● Aim of the exercise
From the listing, collect all lines containing the word "obyvatel".

● Task inputs
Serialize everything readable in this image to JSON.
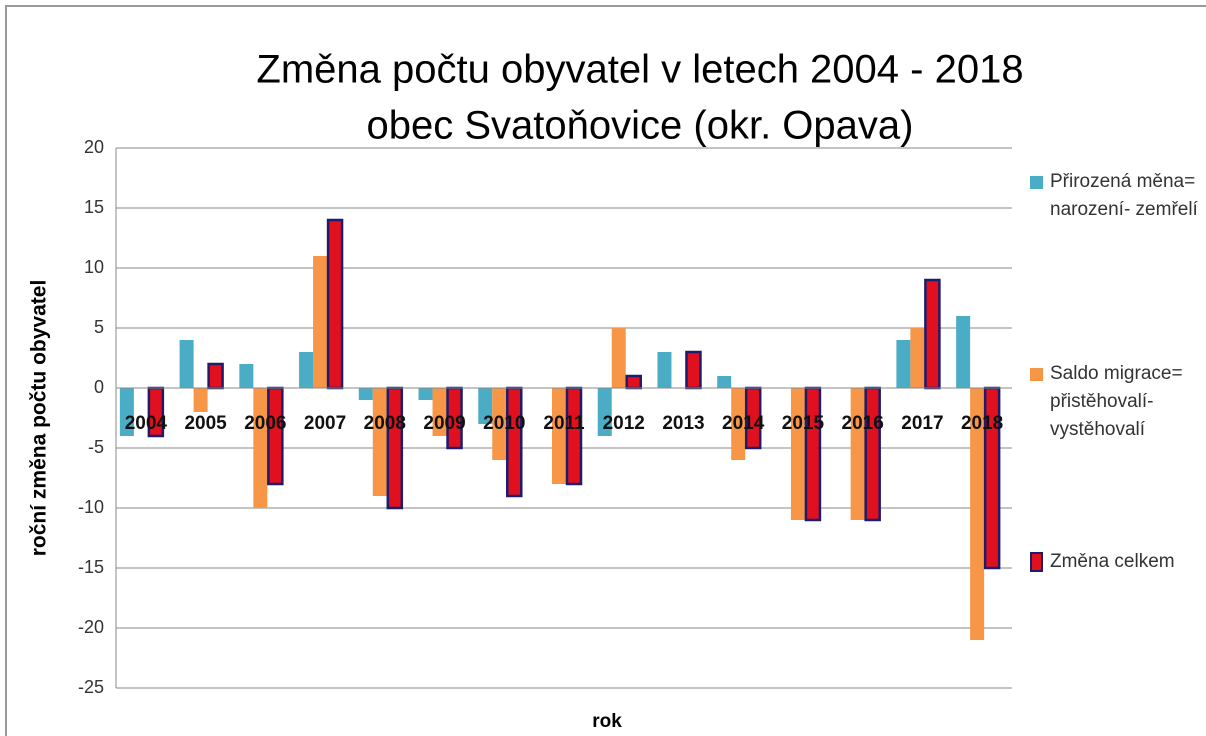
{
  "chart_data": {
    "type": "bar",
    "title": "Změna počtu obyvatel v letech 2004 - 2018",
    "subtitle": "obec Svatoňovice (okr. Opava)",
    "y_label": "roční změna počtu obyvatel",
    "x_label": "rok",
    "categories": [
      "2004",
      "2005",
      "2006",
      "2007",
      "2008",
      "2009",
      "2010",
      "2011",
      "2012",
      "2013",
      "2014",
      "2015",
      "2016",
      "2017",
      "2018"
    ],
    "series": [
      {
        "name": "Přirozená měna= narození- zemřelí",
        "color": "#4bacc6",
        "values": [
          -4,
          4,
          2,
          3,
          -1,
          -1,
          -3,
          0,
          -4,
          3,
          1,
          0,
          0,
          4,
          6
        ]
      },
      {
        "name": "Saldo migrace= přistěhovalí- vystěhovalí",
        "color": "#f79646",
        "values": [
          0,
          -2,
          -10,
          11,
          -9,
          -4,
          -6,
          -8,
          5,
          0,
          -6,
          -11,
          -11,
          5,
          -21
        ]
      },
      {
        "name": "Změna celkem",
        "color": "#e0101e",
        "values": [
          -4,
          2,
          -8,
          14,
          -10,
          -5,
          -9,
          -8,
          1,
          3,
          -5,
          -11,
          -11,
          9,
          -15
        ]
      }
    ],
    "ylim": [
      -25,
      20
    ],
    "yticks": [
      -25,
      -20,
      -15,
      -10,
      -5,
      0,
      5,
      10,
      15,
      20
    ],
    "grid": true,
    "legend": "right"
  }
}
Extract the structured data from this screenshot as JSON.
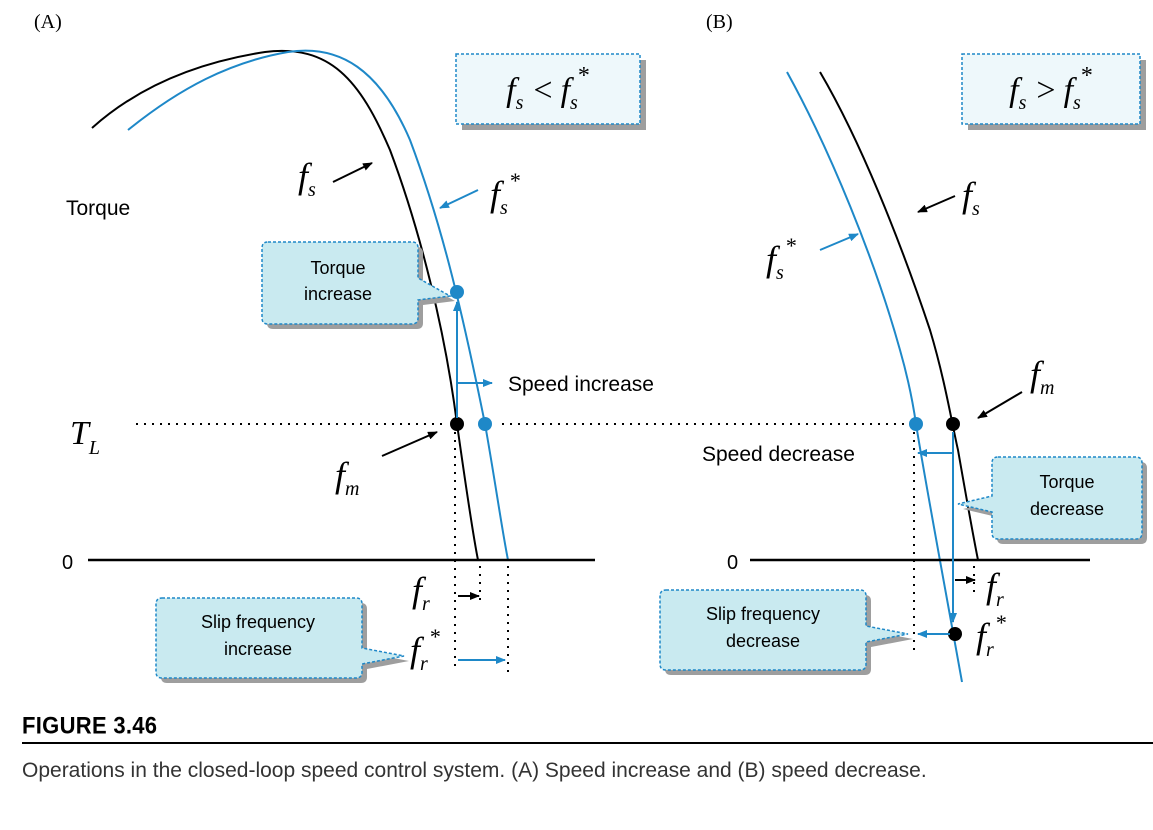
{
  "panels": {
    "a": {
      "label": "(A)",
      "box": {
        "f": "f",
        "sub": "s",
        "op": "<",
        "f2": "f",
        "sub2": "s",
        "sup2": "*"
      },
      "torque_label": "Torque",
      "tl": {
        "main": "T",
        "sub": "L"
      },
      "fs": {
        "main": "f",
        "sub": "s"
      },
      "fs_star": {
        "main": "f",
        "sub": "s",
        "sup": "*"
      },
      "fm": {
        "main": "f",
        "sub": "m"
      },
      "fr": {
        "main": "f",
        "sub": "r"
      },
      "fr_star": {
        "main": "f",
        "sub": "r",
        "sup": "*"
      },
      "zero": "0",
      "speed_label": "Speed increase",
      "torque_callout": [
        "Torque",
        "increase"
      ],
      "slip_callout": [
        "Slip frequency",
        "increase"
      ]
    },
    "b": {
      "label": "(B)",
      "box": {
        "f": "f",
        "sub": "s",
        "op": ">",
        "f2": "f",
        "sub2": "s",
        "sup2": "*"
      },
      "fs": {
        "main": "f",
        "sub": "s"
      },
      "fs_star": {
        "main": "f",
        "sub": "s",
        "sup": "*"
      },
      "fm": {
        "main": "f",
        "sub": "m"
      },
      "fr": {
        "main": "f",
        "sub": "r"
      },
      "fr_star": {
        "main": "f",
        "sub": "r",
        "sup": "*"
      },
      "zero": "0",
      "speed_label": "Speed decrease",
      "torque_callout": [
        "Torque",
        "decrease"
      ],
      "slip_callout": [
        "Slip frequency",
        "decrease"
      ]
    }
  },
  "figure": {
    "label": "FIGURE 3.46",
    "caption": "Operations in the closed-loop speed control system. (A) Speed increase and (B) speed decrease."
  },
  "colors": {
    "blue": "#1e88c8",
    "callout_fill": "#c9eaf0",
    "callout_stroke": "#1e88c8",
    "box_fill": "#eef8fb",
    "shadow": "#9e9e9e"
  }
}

● Solved exercise
    "title": "Změna počtu obyvatel v letech 2004 - 2018",
    "y_label": "roční změna počtu obyvatel",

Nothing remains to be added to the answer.